Recorded data:
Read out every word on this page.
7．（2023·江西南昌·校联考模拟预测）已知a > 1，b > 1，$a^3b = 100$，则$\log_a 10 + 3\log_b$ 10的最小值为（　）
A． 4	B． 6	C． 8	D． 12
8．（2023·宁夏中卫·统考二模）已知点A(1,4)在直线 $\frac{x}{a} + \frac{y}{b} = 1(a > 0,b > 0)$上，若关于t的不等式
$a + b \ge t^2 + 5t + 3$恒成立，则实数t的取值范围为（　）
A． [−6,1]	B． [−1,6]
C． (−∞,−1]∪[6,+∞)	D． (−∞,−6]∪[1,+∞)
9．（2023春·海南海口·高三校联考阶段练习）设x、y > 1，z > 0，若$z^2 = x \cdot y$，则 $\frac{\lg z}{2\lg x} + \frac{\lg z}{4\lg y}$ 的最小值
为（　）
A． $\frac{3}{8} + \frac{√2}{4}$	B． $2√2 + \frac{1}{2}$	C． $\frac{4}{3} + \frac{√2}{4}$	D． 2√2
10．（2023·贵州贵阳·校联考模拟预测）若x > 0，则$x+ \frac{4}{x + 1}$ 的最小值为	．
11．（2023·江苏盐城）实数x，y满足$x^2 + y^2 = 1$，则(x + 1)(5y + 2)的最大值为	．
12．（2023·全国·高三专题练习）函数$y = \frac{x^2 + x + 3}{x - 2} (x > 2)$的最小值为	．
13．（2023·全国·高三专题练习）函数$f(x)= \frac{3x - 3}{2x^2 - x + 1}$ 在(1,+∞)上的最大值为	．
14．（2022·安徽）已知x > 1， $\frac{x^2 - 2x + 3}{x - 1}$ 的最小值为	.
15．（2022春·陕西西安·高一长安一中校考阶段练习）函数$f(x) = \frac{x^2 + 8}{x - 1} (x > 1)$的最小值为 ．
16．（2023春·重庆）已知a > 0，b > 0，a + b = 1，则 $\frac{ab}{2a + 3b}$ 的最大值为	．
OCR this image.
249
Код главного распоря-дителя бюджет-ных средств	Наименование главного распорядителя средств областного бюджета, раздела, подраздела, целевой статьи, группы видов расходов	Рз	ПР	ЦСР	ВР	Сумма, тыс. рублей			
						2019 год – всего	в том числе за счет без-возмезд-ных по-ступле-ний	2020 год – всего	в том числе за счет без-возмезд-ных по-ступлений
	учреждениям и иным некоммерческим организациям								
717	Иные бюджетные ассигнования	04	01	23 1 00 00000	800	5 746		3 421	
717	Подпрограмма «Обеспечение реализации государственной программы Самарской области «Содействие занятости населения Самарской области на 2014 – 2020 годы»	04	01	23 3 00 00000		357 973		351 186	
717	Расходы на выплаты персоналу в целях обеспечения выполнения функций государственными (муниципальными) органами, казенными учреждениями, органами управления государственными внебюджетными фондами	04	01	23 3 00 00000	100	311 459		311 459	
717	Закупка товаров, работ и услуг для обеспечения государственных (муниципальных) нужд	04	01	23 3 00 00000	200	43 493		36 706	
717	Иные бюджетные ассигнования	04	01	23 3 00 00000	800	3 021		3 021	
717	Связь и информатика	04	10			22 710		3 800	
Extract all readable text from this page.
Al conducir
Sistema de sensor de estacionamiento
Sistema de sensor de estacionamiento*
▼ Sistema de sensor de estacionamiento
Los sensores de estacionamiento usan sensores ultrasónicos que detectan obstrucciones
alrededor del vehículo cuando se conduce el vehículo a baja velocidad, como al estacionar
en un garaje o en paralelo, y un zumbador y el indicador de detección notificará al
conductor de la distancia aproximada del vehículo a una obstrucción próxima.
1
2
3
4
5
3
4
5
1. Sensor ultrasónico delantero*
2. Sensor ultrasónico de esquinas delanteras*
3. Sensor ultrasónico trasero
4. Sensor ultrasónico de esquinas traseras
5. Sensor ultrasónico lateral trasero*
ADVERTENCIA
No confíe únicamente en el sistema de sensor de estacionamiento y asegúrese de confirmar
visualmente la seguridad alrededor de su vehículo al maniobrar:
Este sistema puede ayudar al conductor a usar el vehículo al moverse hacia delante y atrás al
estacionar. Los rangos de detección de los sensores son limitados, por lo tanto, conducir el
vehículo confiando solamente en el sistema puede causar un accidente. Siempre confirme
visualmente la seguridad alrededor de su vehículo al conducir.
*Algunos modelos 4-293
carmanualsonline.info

Instructions to follow:
Go through the records. Copy each line where "alrededor" appears.

Response to this exercise:
alrededor del vehículo cuando se conduce el vehículo a baja velocidad, como al estacionar
visualmente la seguridad alrededor de su vehículo al maniobrar:
visualmente la seguridad alrededor de su vehículo al conducir.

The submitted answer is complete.